- [TASK]: Copy every line that holds "biblioteca".

- [RECORDS FOR THE TASK]:
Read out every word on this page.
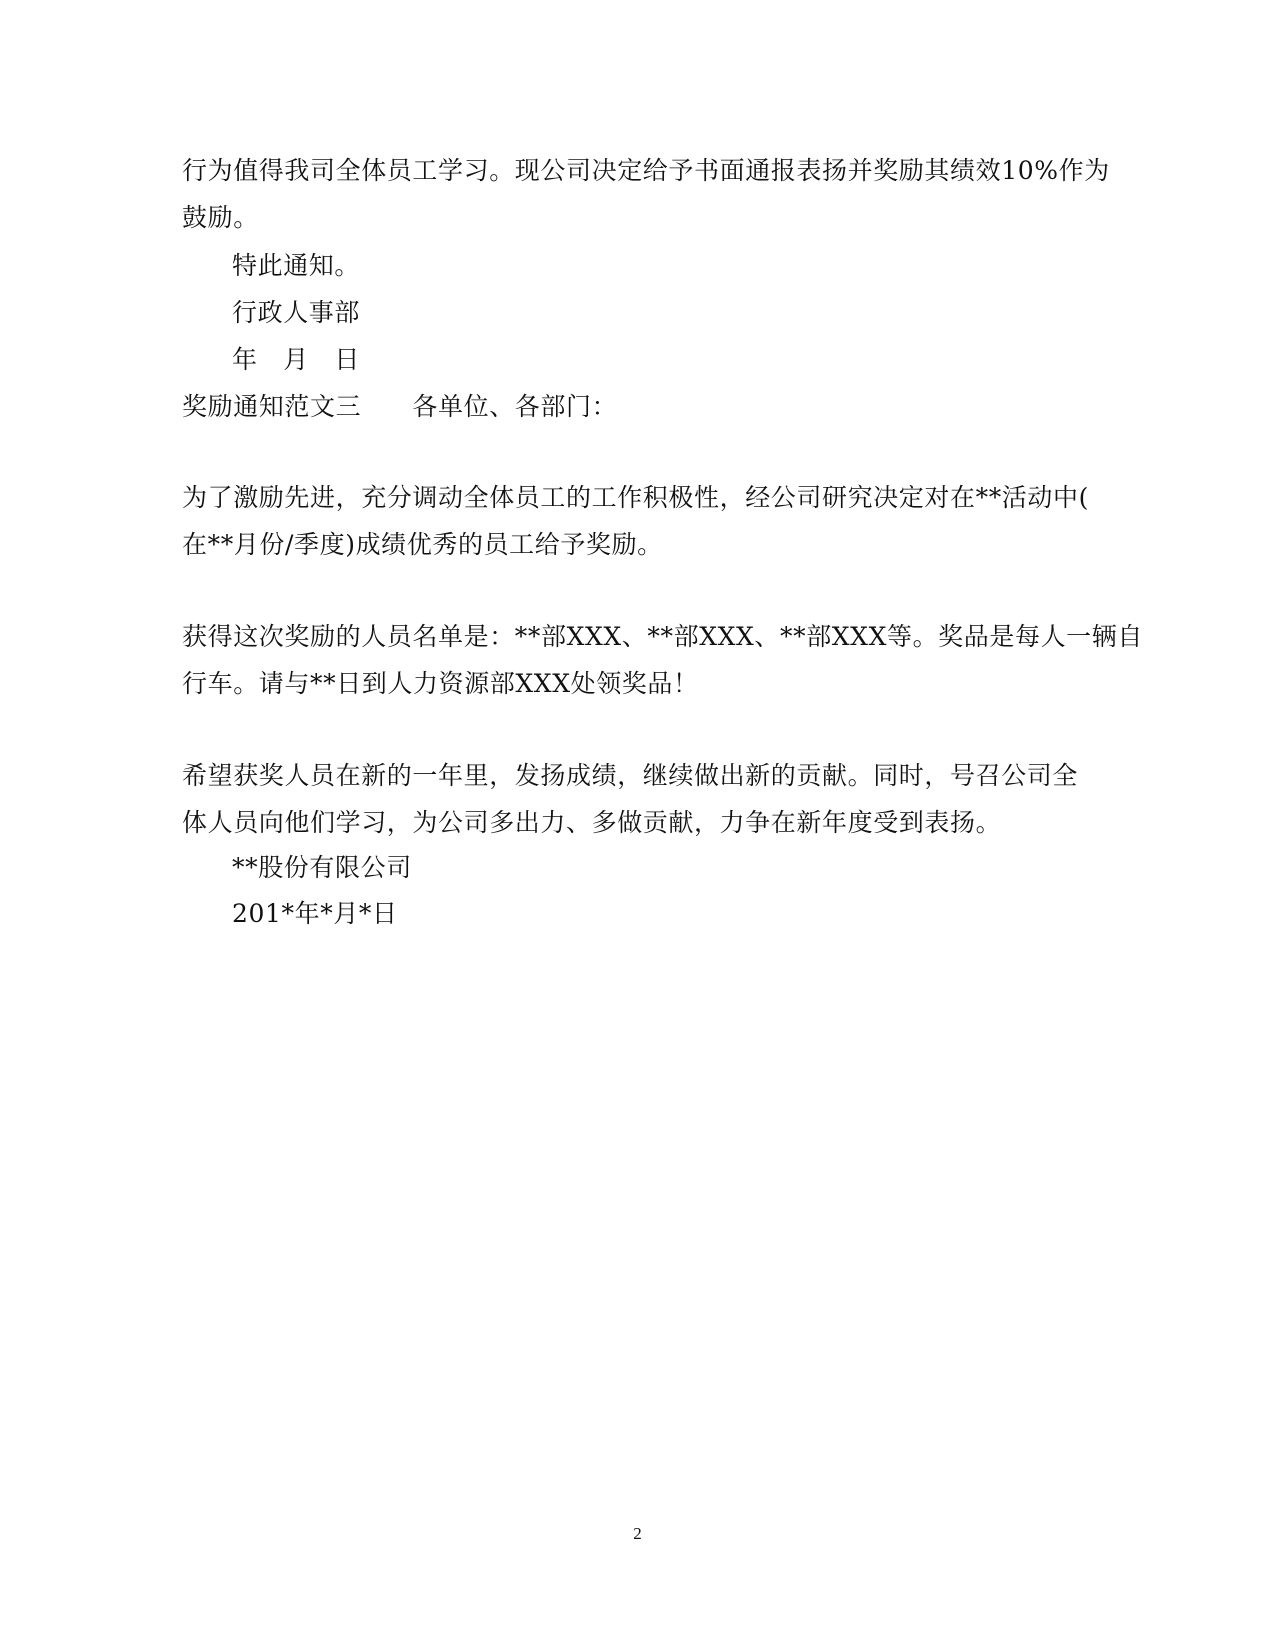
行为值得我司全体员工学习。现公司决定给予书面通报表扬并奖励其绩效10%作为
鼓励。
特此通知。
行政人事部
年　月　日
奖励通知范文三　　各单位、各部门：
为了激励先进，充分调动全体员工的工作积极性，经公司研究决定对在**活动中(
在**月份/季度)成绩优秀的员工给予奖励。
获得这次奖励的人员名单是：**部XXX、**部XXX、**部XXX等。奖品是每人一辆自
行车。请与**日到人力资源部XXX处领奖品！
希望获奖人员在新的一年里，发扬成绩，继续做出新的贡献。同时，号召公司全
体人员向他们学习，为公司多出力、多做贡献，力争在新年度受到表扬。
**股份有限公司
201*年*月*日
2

--

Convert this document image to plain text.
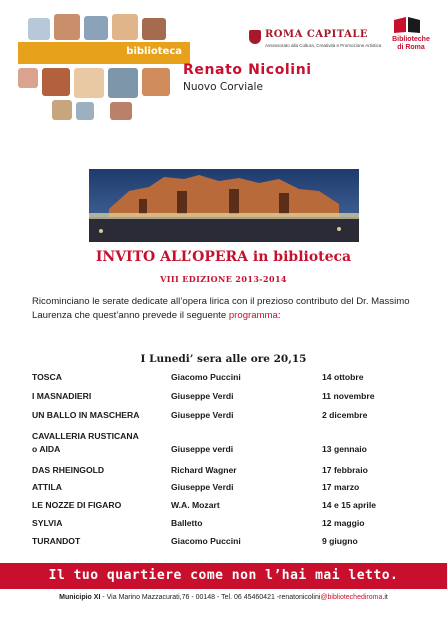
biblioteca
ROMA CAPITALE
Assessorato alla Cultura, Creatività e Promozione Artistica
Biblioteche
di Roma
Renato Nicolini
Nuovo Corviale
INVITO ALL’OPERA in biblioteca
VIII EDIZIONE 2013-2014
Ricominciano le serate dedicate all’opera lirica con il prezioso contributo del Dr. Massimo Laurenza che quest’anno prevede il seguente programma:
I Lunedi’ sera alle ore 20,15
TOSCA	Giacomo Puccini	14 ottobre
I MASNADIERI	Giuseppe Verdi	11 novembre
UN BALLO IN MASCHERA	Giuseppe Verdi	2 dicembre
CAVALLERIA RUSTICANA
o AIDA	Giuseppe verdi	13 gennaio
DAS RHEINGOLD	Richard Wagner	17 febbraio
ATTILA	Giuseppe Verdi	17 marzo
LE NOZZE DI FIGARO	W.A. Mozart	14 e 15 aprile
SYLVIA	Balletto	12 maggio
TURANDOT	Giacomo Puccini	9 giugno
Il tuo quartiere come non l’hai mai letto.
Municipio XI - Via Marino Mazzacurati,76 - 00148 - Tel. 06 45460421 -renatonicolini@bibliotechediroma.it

- [WRITTEN SOLUTION]:
biblioteca
INVITO ALL’OPERA in biblioteca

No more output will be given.